start

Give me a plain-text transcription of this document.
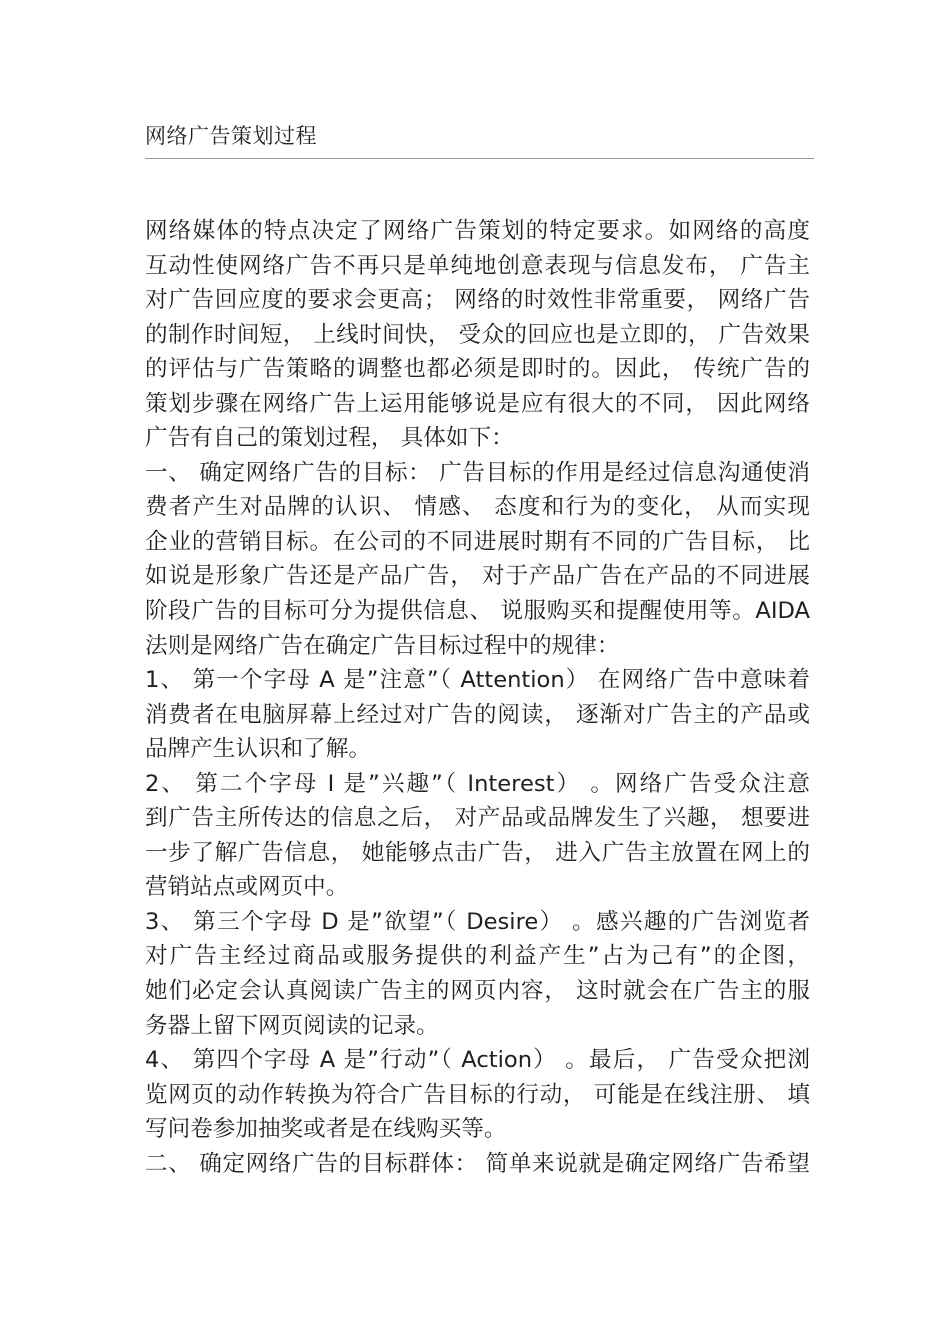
网络广告策划过程
网络媒体的特点决定了网络广告策划的特定要求。如网络的高度
互动性使网络广告不再只是单纯地创意表现与信息发布， 广告主
对广告回应度的要求会更高； 网络的时效性非常重要， 网络广告
的制作时间短， 上线时间快， 受众的回应也是立即的， 广告效果
的评估与广告策略的调整也都必须是即时的。因此， 传统广告的
策划步骤在网络广告上运用能够说是应有很大的不同， 因此网络
广告有自己的策划过程， 具体如下：
一、 确定网络广告的目标： 广告目标的作用是经过信息沟通使消
费者产生对品牌的认识、 情感、 态度和行为的变化， 从而实现
企业的营销目标。在公司的不同进展时期有不同的广告目标， 比
如说是形象广告还是产品广告， 对于产品广告在产品的不同进展
阶段广告的目标可分为提供信息、 说服购买和提醒使用等。AIDA
法则是网络广告在确定广告目标过程中的规律：
1、 第一个字母 A 是”注意”（ Attention） 在网络广告中意味着
消费者在电脑屏幕上经过对广告的阅读， 逐渐对广告主的产品或
品牌产生认识和了解。
2、 第二个字母 I 是”兴趣”（ Interest） 。网络广告受众注意
到广告主所传达的信息之后， 对产品或品牌发生了兴趣， 想要进
一步了解广告信息， 她能够点击广告， 进入广告主放置在网上的
营销站点或网页中。
3、 第三个字母 D 是”欲望”（ Desire） 。感兴趣的广告浏览者
对广告主经过商品或服务提供的利益产生”占为己有”的企图，
她们必定会认真阅读广告主的网页内容， 这时就会在广告主的服
务器上留下网页阅读的记录。
4、 第四个字母 A 是”行动”（ Action） 。最后， 广告受众把浏
览网页的动作转换为符合广告目标的行动， 可能是在线注册、 填
写问卷参加抽奖或者是在线购买等。
二、 确定网络广告的目标群体： 简单来说就是确定网络广告希望
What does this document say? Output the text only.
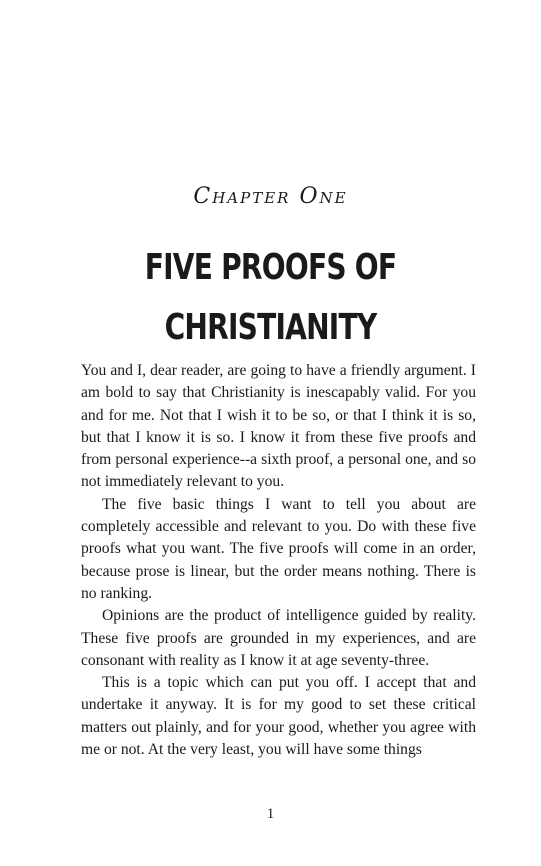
Chapter One
FIVE PROOFS OF CHRISTIANITY

You and I, dear reader, are going to have a friendly argument. I am bold to say that Christianity is inescapably valid. For you and for me. Not that I wish it to be so, or that I think it is so, but that I know it is so. I know it from these five proofs and from personal experience--a sixth proof, a personal one, and so not immediately relevant to you.

The five basic things I want to tell you about are completely accessible and relevant to you. Do with these five proofs what you want. The five proofs will come in an order, because prose is linear, but the order means nothing. There is no ranking.

Opinions are the product of intelligence guided by reality. These five proofs are grounded in my experiences, and are consonant with reality as I know it at age seventy-three.

This is a topic which can put you off. I accept that and undertake it anyway. It is for my good to set these critical matters out plainly, and for your good, whether you agree with me or not. At the very least, you will have some things

1
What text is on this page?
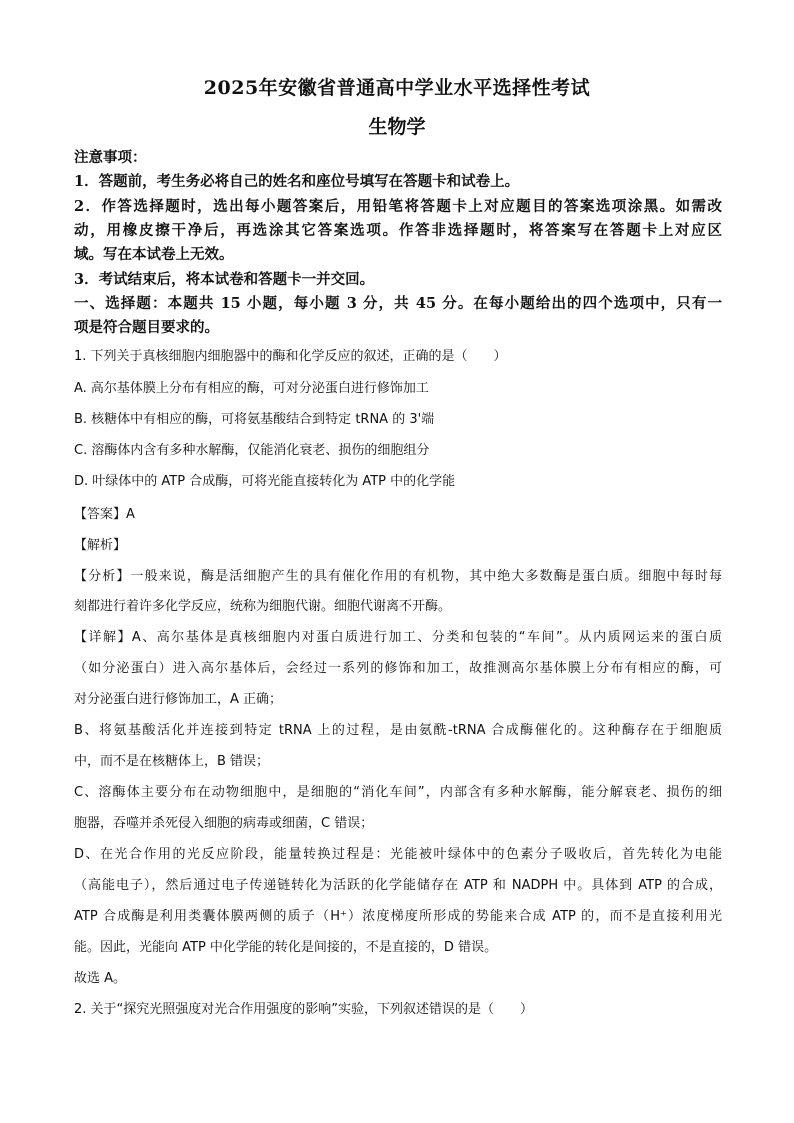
2025年安徽省普通高中学业水平选择性考试
生物学
注意事项：
1．答题前，考生务必将自己的姓名和座位号填写在答题卡和试卷上。
2．作答选择题时，选出每小题答案后，用铅笔将答题卡上对应题目的答案选项涂黑。如需改
动，用橡皮擦干净后，再选涂其它答案选项。作答非选择题时，将答案写在答题卡上对应区
域。写在本试卷上无效。
3．考试结束后，将本试卷和答题卡一并交回。
一、选择题：本题共 15 小题，每小题 3 分，共 45 分。在每小题给出的四个选项中，只有一
项是符合题目要求的。
1. 下列关于真核细胞内细胞器中的酶和化学反应的叙述，正确的是（　　）
A. 高尔基体膜上分布有相应的酶，可对分泌蛋白进行修饰加工
B. 核糖体中有相应的酶，可将氨基酸结合到特定 tRNA 的 3'端
C. 溶酶体内含有多种水解酶，仅能消化衰老、损伤的细胞组分
D. 叶绿体中的 ATP 合成酶，可将光能直接转化为 ATP 中的化学能
【答案】A
【解析】
【分析】一般来说，酶是活细胞产生的具有催化作用的有机物，其中绝大多数酶是蛋白质。细胞中每时每
刻都进行着许多化学反应，统称为细胞代谢。细胞代谢离不开酶。
【详解】A、高尔基体是真核细胞内对蛋白质进行加工、分类和包装的“车间”。从内质网运来的蛋白质
（如分泌蛋白）进入高尔基体后，会经过一系列的修饰和加工，故推测高尔基体膜上分布有相应的酶，可
对分泌蛋白进行修饰加工，A 正确；
B、将氨基酸活化并连接到特定 tRNA 上的过程，是由氨酰-tRNA 合成酶催化的。这种酶存在于细胞质
中，而不是在核糖体上，B 错误；
C、溶酶体主要分布在动物细胞中，是细胞的“消化车间”，内部含有多种水解酶，能分解衰老、损伤的细
胞器，吞噬并杀死侵入细胞的病毒或细菌，C 错误；
D、在光合作用的光反应阶段，能量转换过程是：光能被叶绿体中的色素分子吸收后，首先转化为电能
（高能电子），然后通过电子传递链转化为活跃的化学能储存在 ATP 和 NADPH 中。具体到 ATP 的合成，
ATP 合成酶是利用类囊体膜两侧的质子（H⁺）浓度梯度所形成的势能来合成 ATP 的，而不是直接利用光
能。因此，光能向 ATP 中化学能的转化是间接的，不是直接的，D 错误。
故选 A。
2. 关于“探究光照强度对光合作用强度的影响”实验，下列叙述错误的是（　　）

end

● Exercise aim
Only lines with the word "will" should be collected from the material.

● Task answer
The five basic things I want to tell you about are completely accessible and relevant to you. Do with these five proofs what you want. The five proofs will come in an order, because prose is linear, but the order means nothing. There is no ranking.
This is a topic which can put you off. I accept that and undertake it anyway. It is for my good to set these critical matters out plainly, and for your good, whether you agree with me or not. At the very least, you will have some things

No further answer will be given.